EXCERPT:
How To Not Ignore Your Caped Crusader Potential On A Daily Basis

Shawm (Shomprakash Sinha Roy)
Neli
Published in
5 min readNov 4, 2019
Photo by Serge Kutuzov on Unsplash

Okay, the Batman photograph is a bit of a moonshot. Consider the odds — I live in India, and I’ve never stepped outside this country. All my exposure to the international superhero subculture is a direct offshoot of comic books and movies (in that order, thankfully). That indicates two things:

a. I spent a significant part of my childhood identifying as a comic book nerd who was easily fooled by the irresistible charms of Pokemon collectibles, and

b. I’m writing this article in 2019, which means the stories really haven’t left me yet.

Also, DC Universe. But more importantly, Medium.

This piece is about daily failures, daily disappointments, and impending joy. And no, the reason I’ve used a comic book reference is not to add an interesting twist to an otherwise boring article. You see, if you end up deciding that an article about dealing with your failures is boring, you are unwittingly closing the lid on possibilities that you don’t even know exist right now.

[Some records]
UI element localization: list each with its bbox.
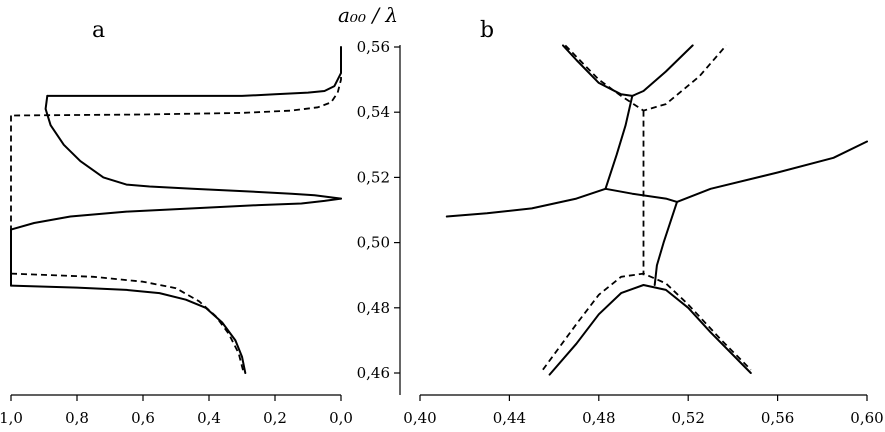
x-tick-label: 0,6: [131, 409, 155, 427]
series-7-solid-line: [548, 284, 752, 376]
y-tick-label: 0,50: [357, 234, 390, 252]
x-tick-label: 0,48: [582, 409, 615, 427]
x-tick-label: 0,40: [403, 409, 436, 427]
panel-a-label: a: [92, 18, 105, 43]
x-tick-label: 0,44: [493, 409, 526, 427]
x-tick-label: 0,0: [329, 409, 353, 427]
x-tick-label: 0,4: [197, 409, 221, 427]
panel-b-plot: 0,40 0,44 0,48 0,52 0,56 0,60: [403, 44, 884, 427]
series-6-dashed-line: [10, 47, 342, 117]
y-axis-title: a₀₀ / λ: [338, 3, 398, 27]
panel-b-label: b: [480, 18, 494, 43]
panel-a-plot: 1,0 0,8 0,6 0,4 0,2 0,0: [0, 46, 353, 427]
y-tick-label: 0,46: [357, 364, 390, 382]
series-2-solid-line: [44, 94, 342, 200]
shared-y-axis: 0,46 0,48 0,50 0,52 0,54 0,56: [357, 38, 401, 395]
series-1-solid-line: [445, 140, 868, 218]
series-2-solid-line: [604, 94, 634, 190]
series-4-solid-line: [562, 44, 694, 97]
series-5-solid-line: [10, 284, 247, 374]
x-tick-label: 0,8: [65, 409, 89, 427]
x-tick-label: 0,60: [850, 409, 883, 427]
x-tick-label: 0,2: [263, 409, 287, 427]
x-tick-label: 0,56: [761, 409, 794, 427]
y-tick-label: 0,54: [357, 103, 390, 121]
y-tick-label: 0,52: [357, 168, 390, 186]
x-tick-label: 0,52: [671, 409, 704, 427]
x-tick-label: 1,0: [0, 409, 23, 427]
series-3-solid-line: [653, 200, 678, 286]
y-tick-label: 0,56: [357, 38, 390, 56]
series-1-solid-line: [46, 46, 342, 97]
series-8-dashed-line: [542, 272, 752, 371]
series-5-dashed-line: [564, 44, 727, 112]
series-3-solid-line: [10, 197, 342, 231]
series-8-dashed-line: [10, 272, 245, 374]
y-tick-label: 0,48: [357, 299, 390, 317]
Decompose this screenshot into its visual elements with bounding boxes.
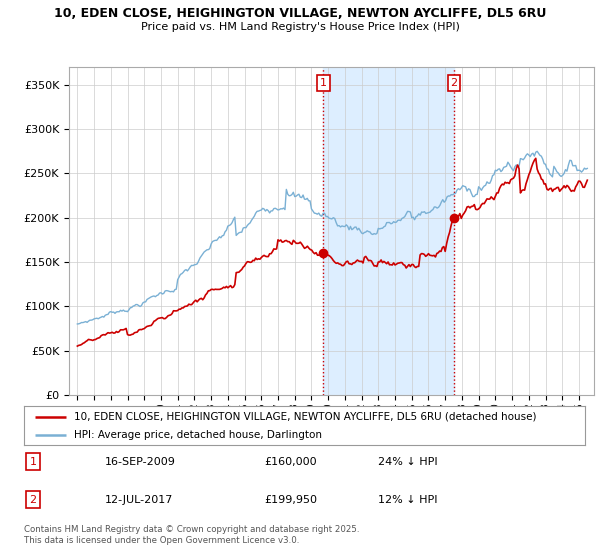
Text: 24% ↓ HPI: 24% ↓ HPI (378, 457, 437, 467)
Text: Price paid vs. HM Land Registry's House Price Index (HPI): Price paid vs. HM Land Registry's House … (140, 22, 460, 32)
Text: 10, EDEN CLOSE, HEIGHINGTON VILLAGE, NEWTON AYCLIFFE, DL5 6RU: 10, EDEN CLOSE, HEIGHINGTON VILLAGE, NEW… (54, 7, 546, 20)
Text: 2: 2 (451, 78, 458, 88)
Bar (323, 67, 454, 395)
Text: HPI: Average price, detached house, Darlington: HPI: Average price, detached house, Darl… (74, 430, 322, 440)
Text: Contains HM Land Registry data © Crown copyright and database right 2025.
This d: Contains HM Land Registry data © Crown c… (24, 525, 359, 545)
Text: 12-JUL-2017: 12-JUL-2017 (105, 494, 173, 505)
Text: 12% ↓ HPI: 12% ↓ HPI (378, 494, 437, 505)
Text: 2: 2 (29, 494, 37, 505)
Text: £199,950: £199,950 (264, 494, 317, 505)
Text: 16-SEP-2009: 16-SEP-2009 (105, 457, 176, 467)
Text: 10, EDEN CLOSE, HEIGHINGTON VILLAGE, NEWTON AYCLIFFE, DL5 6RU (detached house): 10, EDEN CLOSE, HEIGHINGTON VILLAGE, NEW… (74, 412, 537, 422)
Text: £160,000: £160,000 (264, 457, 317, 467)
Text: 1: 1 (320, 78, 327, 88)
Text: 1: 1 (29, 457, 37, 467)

REQUIRED TASK:
Answer these questions from the article on caped crusader potential:
1. In which country does the writer live?
2. In what year does the writer say the article is being written?
3. Which three things does the writer say the piece is about?

TASK OUTPUT:
1. India
2. 2019
3. Daily failures, daily disappointments, and impending joy